WHAT THE EXERCISE ASKS :: Each record below should appear again exactly as written.

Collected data
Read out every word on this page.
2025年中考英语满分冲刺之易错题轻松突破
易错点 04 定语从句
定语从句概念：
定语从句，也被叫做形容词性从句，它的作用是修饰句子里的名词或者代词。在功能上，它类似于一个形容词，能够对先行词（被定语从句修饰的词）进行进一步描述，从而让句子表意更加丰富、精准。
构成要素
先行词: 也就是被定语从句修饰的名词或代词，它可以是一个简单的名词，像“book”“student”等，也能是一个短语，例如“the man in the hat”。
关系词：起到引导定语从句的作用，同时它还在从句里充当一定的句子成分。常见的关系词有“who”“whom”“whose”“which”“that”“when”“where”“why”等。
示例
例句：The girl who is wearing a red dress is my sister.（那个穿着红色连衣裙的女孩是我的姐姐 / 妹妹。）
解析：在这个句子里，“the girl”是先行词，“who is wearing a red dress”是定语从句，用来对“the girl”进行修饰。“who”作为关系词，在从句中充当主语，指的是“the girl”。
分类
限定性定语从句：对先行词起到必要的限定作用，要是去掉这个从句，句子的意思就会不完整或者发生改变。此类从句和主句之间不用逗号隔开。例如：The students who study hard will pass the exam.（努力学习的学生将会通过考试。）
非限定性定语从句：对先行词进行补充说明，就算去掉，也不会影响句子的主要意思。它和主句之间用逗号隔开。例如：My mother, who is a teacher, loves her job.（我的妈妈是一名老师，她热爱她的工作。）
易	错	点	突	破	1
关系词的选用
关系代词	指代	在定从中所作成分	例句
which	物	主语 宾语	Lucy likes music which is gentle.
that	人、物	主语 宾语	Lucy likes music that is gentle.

COMPLETED EXERCISE ::
Read out every word on this page.
2025年中考英语满分冲刺之易错题轻松突破
易错点 04 定语从句
定语从句概念：
定语从句，也被叫做形容词性从句，它的作用是修饰句子里的名词或者代词。在功能上，它类似于一个形容词，能够对先行词（被定语从句修饰的词）进行进一步描述，从而让句子表意更加丰富、精准。
构成要素
先行词: 也就是被定语从句修饰的名词或代词，它可以是一个简单的名词，像“book”“student”等，也能是一个短语，例如“the man in the hat”。
关系词：起到引导定语从句的作用，同时它还在从句里充当一定的句子成分。常见的关系词有“who”“whom”“whose”“which”“that”“when”“where”“why”等。
示例
例句：The girl who is wearing a red dress is my sister.（那个穿着红色连衣裙的女孩是我的姐姐 / 妹妹。）
解析：在这个句子里，“the girl”是先行词，“who is wearing a red dress”是定语从句，用来对“the girl”进行修饰。“who”作为关系词，在从句中充当主语，指的是“the girl”。
分类
限定性定语从句：对先行词起到必要的限定作用，要是去掉这个从句，句子的意思就会不完整或者发生改变。此类从句和主句之间不用逗号隔开。例如：The students who study hard will pass the exam.（努力学习的学生将会通过考试。）
非限定性定语从句：对先行词进行补充说明，就算去掉，也不会影响句子的主要意思。它和主句之间用逗号隔开。例如：My mother, who is a teacher, loves her job.（我的妈妈是一名老师，她热爱她的工作。）
易	错	点	突	破	1
关系词的选用
关系代词	指代	在定从中所作成分	例句
which	物	主语 宾语	Lucy likes music which is gentle.
that	人、物	主语 宾语	Lucy likes music that is gentle.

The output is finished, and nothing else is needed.